**GOAL**
Please pull out every line that includes the string "name".

**Figure dataset records**
+ + + + + + +

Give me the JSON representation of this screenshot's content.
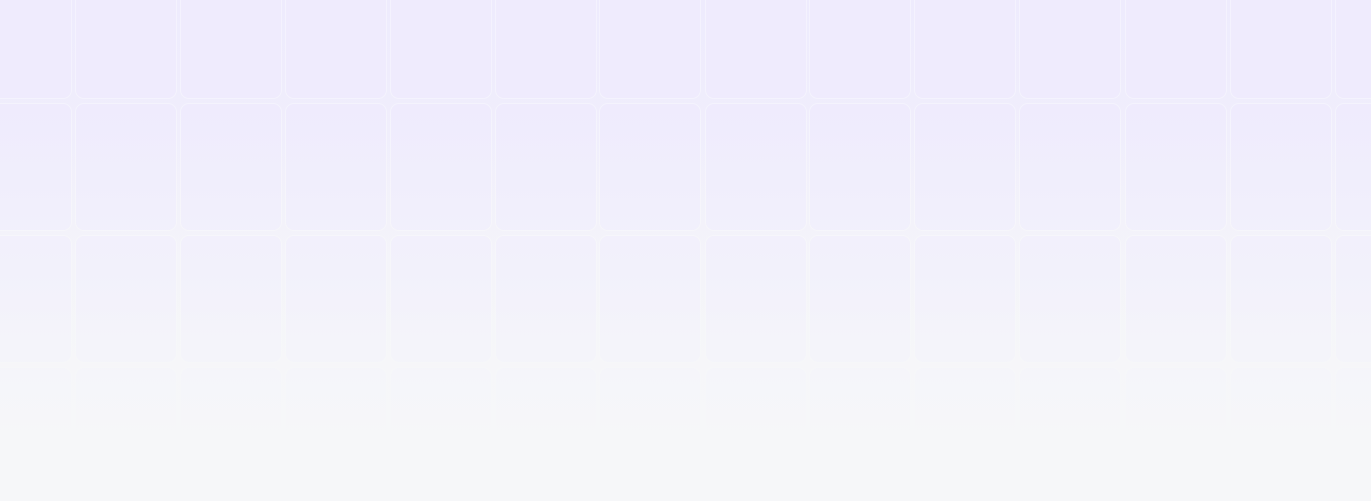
{
  "page": {
    "background_color": "#f6f7f9",
    "tile_color": "#eeebfd",
    "divider_color": "#ffffff",
    "pattern": "rounded-tile-grid"
  }
}
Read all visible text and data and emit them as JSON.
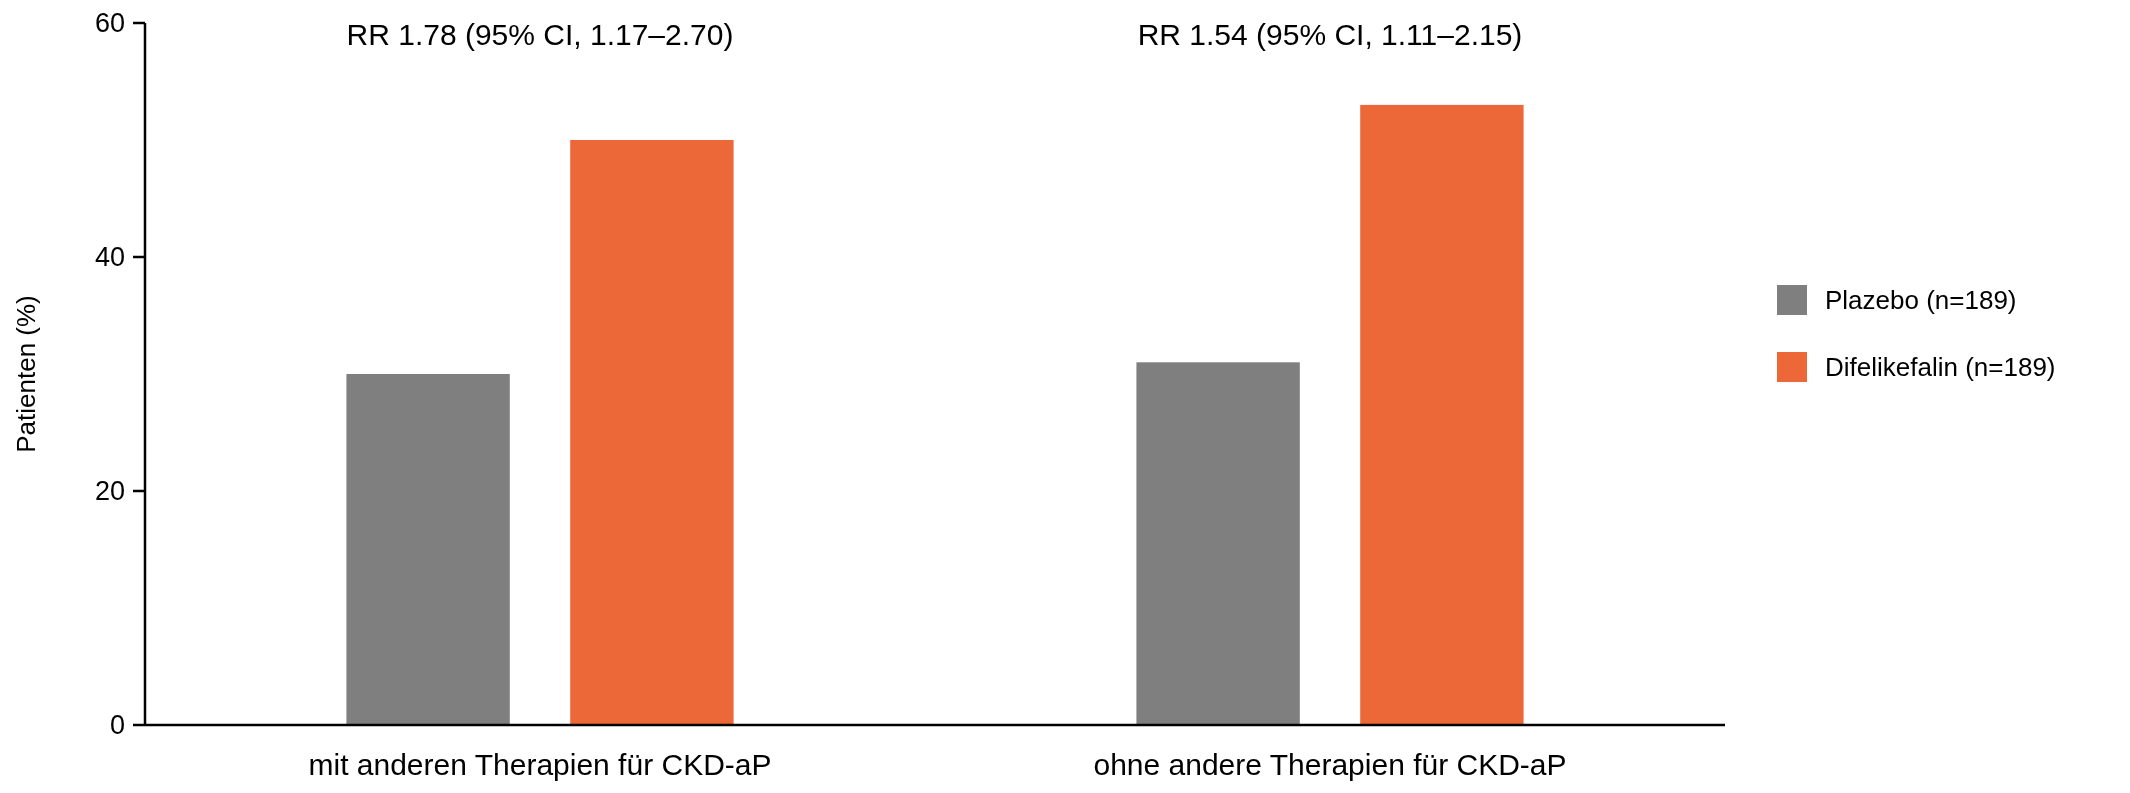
{
  "chart_data": {
    "type": "bar",
    "ylabel": "Patienten (%)",
    "categories": [
      "mit anderen Therapien für CKD-aP",
      "ohne andere Therapien für CKD-aP"
    ],
    "series": [
      {
        "name": "Plazebo (n=189)",
        "color": "#7f7f7f",
        "values": [
          30,
          31
        ]
      },
      {
        "name": "Difelikefalin (n=189)",
        "color": "#ec6839",
        "values": [
          50,
          53
        ]
      }
    ],
    "ylim": [
      0,
      60
    ],
    "yticks": [
      0,
      20,
      40,
      60
    ],
    "grid": false,
    "legend": "right",
    "annotations": [
      "RR 1.78 (95% CI, 1.17–2.70)",
      "RR 1.54 (95% CI, 1.11–2.15)"
    ]
  }
}
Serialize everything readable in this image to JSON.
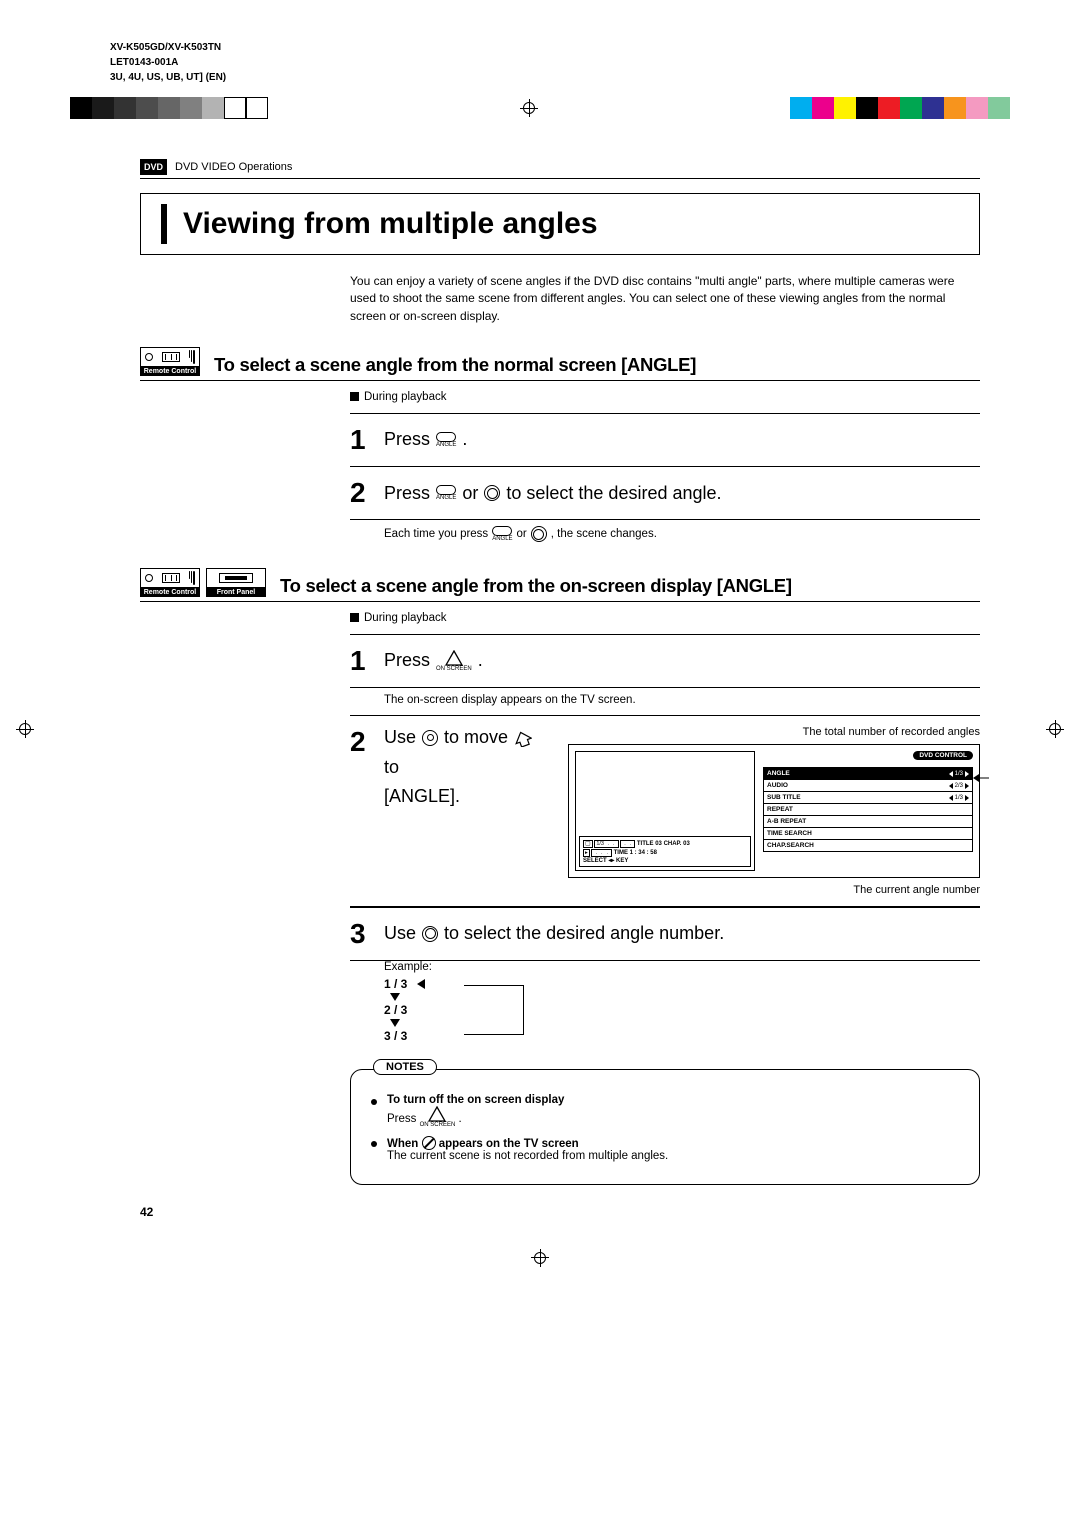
{
  "header": {
    "model": "XV-K505GD/XV-K503TN",
    "code": "LET0143-001A",
    "regions": "3U, 4U, US, UB, UT]   (EN)"
  },
  "registration_left": [
    "#000000",
    "#1a1a1a",
    "#333333",
    "#4d4d4d",
    "#666666",
    "#808080",
    "#b3b3b3",
    "#ffffff",
    "#ffffff"
  ],
  "registration_right": [
    "#00aeef",
    "#ec008c",
    "#fff200",
    "#000000",
    "#ed1c24",
    "#00a651",
    "#2e3192",
    "#f7941d",
    "#f49ac1",
    "#82ca9c"
  ],
  "section": {
    "badge": "DVD",
    "label": "DVD VIDEO Operations"
  },
  "title": "Viewing from multiple angles",
  "intro": "You can enjoy a variety of scene angles if the DVD disc contains \"multi angle\" parts, where multiple cameras were used to shoot the same scene from different angles.  You can select one of these viewing angles from the normal screen or on-screen display.",
  "controlLabels": {
    "remote": "Remote Control",
    "front": "Front Panel"
  },
  "sectionA": {
    "heading": "To select a scene angle from the normal screen [ANGLE]",
    "during": "During playback",
    "step1": "Press",
    "pillLabel1": "ANGLE",
    "step2_a": "Press",
    "step2_b": "or",
    "step2_c": "to select the desired angle.",
    "desc_a": "Each time you press",
    "desc_b": "or",
    "desc_c": ", the scene changes."
  },
  "sectionB": {
    "heading": "To select a scene angle from the on-screen display [ANGLE]",
    "during": "During playback",
    "step1": "Press",
    "triLabel": "ON SCREEN",
    "desc1": "The on-screen display appears on the TV screen.",
    "step2_a": "Use",
    "step2_b": "to move",
    "step2_c": "to",
    "step2_d": "[ANGLE].",
    "topcap": "The total number of recorded angles",
    "caption": "The current angle number",
    "step3_a": "Use",
    "step3_b": "to select the desired angle number.",
    "exampleLabel": "Example:",
    "exampleSeq": [
      "1 / 3",
      "2 / 3",
      "3 / 3"
    ]
  },
  "diagram": {
    "dvdControl": "DVD CONTROL",
    "menu": [
      {
        "label": "ANGLE",
        "val": "1/3",
        "hl": true
      },
      {
        "label": "AUDIO",
        "val": "2/3",
        "hl": false
      },
      {
        "label": "SUB TITLE",
        "val": "1/3",
        "hl": false
      },
      {
        "label": "REPEAT",
        "val": "",
        "hl": false
      },
      {
        "label": "A-B REPEAT",
        "val": "",
        "hl": false
      },
      {
        "label": "TIME SEARCH",
        "val": "",
        "hl": false
      },
      {
        "label": "CHAP.SEARCH",
        "val": "",
        "hl": false
      }
    ],
    "bottomLine1": "TITLE 03  CHAP. 03",
    "bottomLine2": "TIME  1 : 34 : 58",
    "bottomLine3": "SELECT  ◂▸  KEY"
  },
  "notes": {
    "label": "NOTES",
    "n1_bold": "To turn off the on screen display",
    "n1_text": "Press",
    "n2_bold_a": "When",
    "n2_bold_b": "appears on the TV screen",
    "n2_text": "The current scene is not recorded from multiple angles."
  },
  "pageNumber": "42"
}
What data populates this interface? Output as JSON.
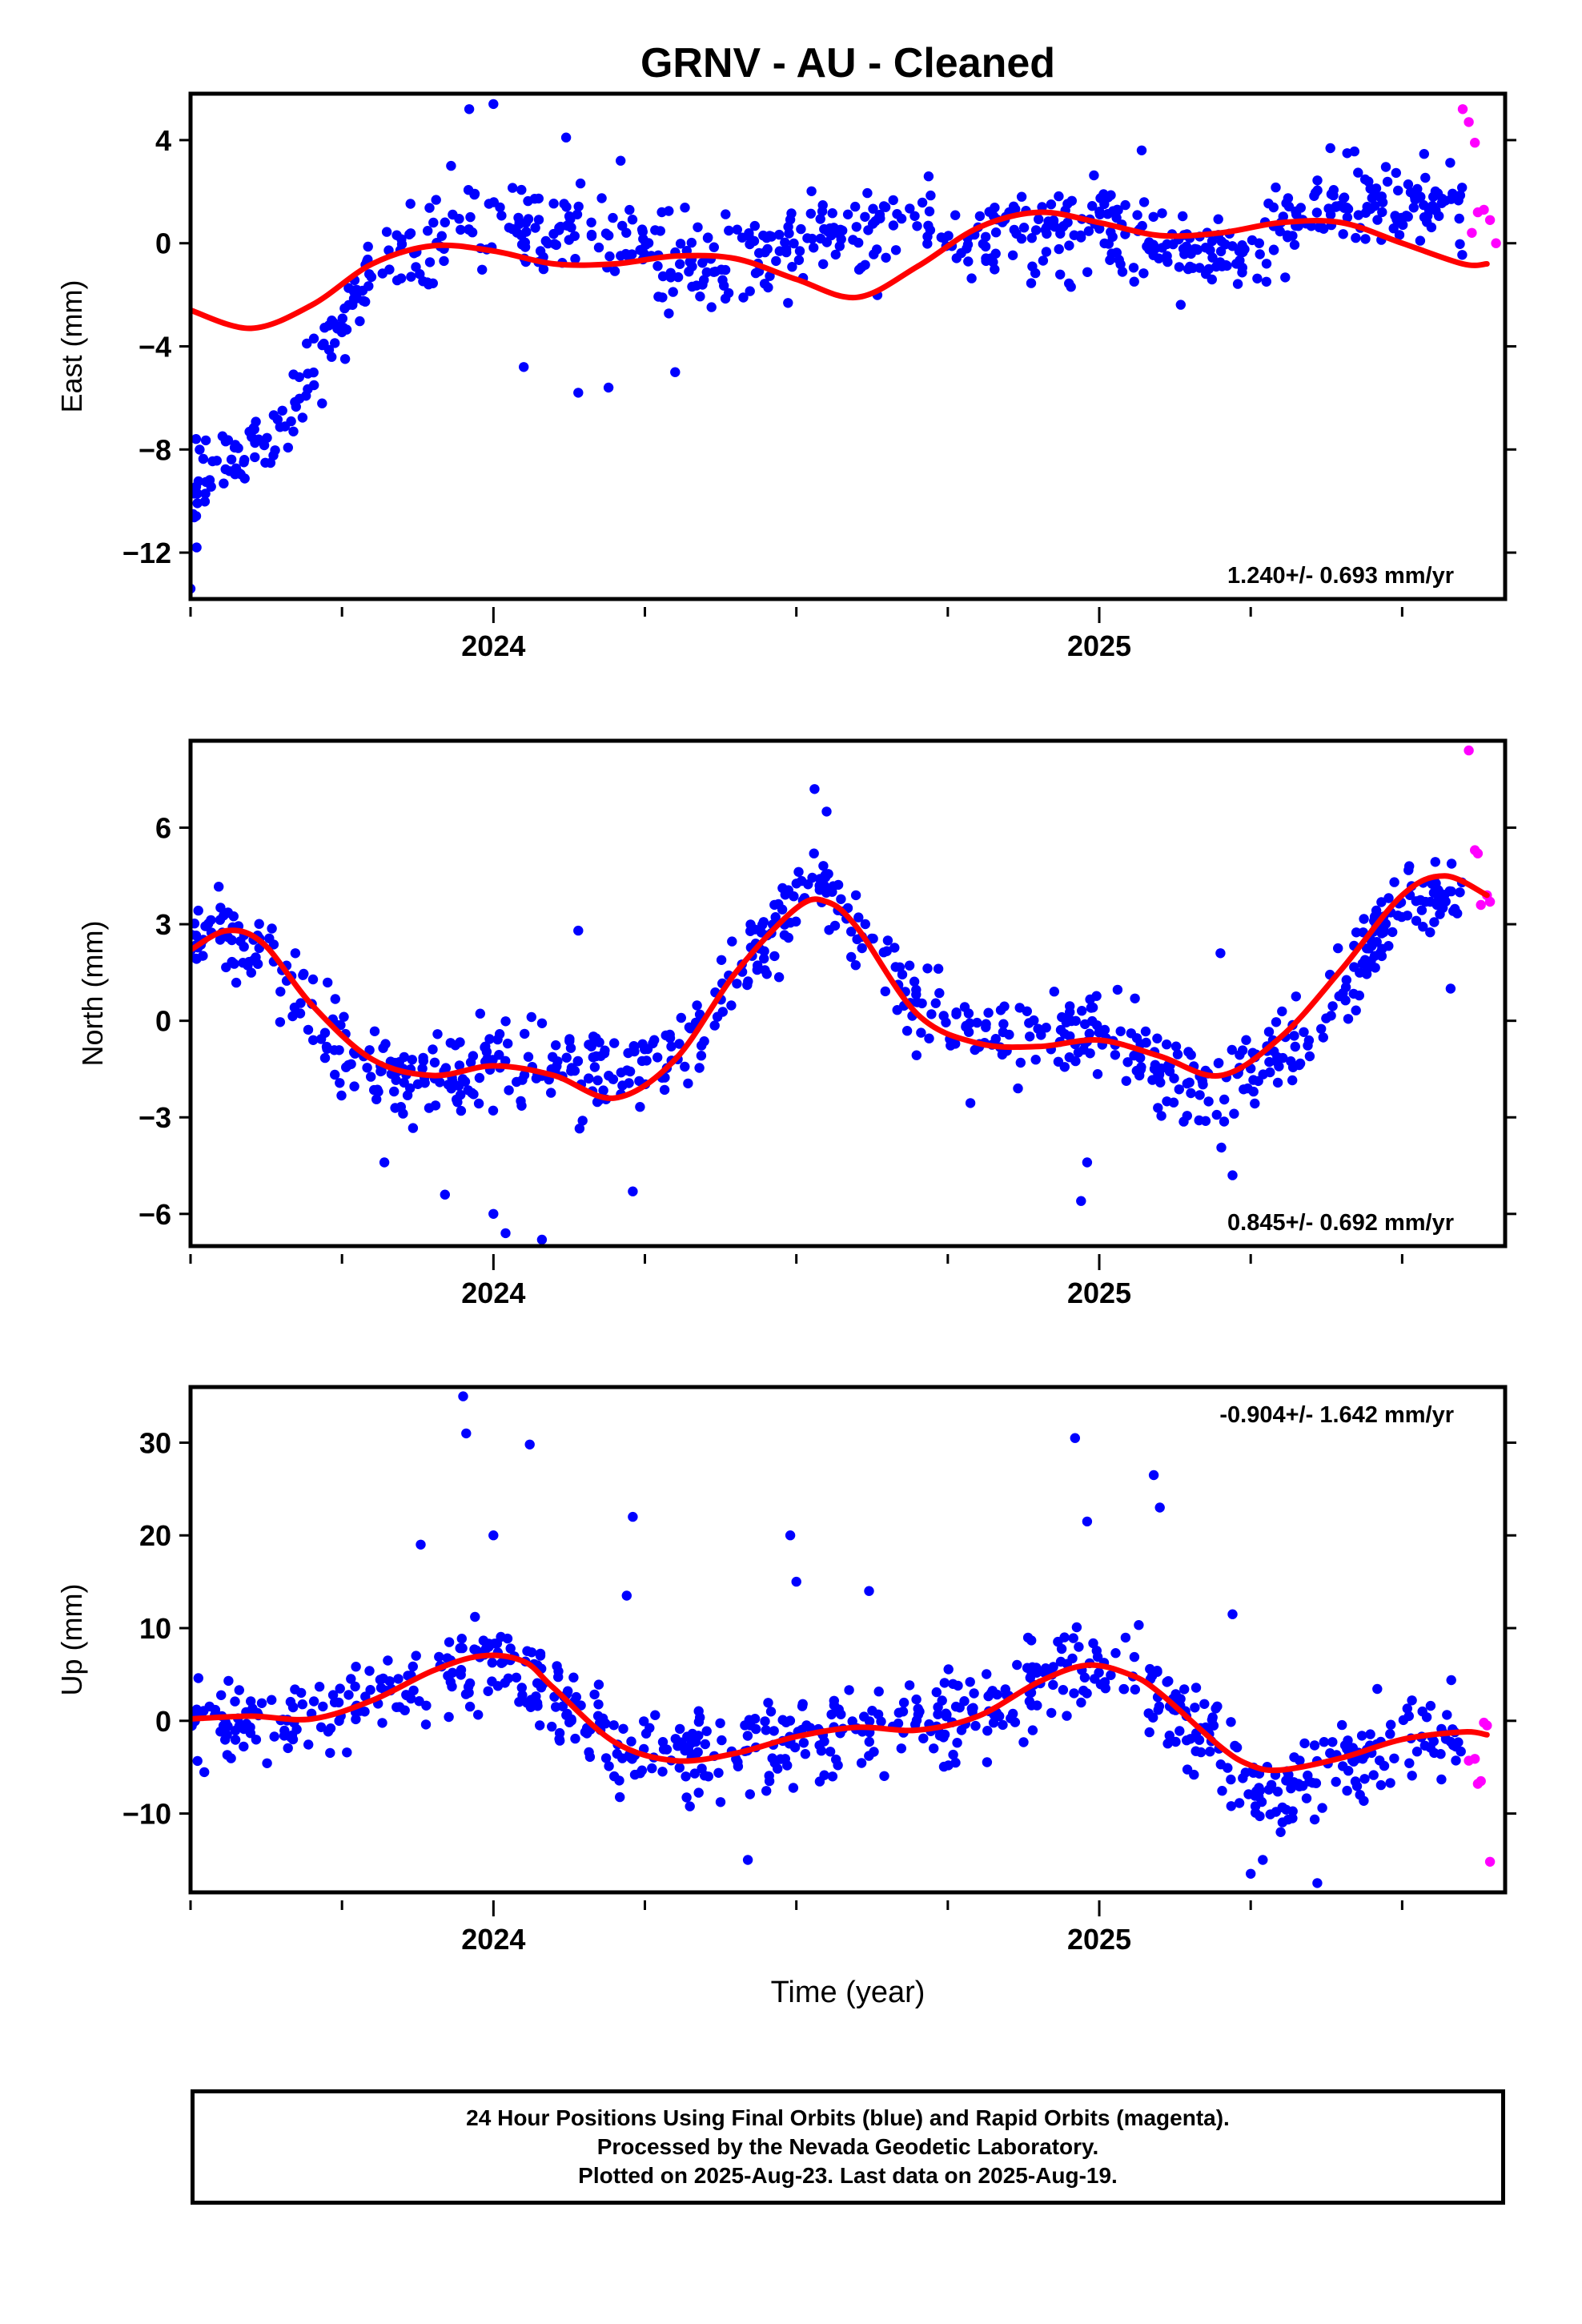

+ + + + + + +

**REPLY**
        "name": "Plazebo (n=189)",
        "name": "Difelikefalin (n=189)",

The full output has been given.